TASK INPUTS:
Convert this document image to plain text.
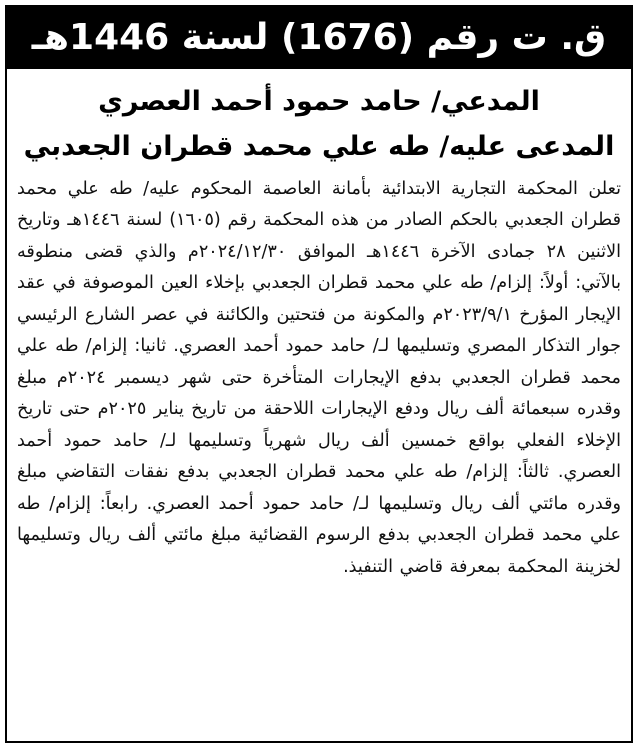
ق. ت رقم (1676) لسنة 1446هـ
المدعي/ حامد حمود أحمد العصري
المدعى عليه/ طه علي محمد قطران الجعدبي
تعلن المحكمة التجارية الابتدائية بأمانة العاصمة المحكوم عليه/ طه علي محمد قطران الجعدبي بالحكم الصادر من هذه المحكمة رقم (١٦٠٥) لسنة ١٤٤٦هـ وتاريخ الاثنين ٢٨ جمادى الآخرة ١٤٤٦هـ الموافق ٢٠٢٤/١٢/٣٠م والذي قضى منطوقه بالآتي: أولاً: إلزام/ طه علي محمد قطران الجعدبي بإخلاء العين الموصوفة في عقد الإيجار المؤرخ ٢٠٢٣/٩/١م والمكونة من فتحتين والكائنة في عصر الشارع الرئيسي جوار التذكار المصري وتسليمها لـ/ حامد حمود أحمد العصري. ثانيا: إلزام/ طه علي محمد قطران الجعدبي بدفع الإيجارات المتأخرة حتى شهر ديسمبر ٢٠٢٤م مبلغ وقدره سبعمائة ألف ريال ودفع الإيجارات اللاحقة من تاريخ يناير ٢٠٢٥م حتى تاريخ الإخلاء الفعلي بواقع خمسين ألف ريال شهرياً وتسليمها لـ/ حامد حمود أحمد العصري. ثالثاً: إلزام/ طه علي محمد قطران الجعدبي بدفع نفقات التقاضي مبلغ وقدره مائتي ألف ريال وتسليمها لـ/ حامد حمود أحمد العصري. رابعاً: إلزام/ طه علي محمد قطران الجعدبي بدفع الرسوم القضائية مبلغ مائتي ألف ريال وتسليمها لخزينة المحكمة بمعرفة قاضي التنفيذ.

PROBLEM DETAILS: Your task is to repeat the material above exactly, without its pictures.

ANSWER BELOW:
Convert this document image to plain text.
ق. ت رقم (1676) لسنة 1446هـ
المدعي/ حامد حمود أحمد العصري
المدعى عليه/ طه علي محمد قطران الجعدبي
تعلن المحكمة التجارية الابتدائية بأمانة العاصمة المحكوم عليه/ طه علي محمد قطران الجعدبي بالحكم الصادر من هذه المحكمة رقم (١٦٠٥) لسنة ١٤٤٦هـ وتاريخ الاثنين ٢٨ جمادى الآخرة ١٤٤٦هـ الموافق ٢٠٢٤/١٢/٣٠م والذي قضى منطوقه بالآتي: أولاً: إلزام/ طه علي محمد قطران الجعدبي بإخلاء العين الموصوفة في عقد الإيجار المؤرخ ٢٠٢٣/٩/١م والمكونة من فتحتين والكائنة في عصر الشارع الرئيسي جوار التذكار المصري وتسليمها لـ/ حامد حمود أحمد العصري. ثانيا: إلزام/ طه علي محمد قطران الجعدبي بدفع الإيجارات المتأخرة حتى شهر ديسمبر ٢٠٢٤م مبلغ وقدره سبعمائة ألف ريال ودفع الإيجارات اللاحقة من تاريخ يناير ٢٠٢٥م حتى تاريخ الإخلاء الفعلي بواقع خمسين ألف ريال شهرياً وتسليمها لـ/ حامد حمود أحمد العصري. ثالثاً: إلزام/ طه علي محمد قطران الجعدبي بدفع نفقات التقاضي مبلغ وقدره مائتي ألف ريال وتسليمها لـ/ حامد حمود أحمد العصري. رابعاً: إلزام/ طه علي محمد قطران الجعدبي بدفع الرسوم القضائية مبلغ مائتي ألف ريال وتسليمها لخزينة المحكمة بمعرفة قاضي التنفيذ.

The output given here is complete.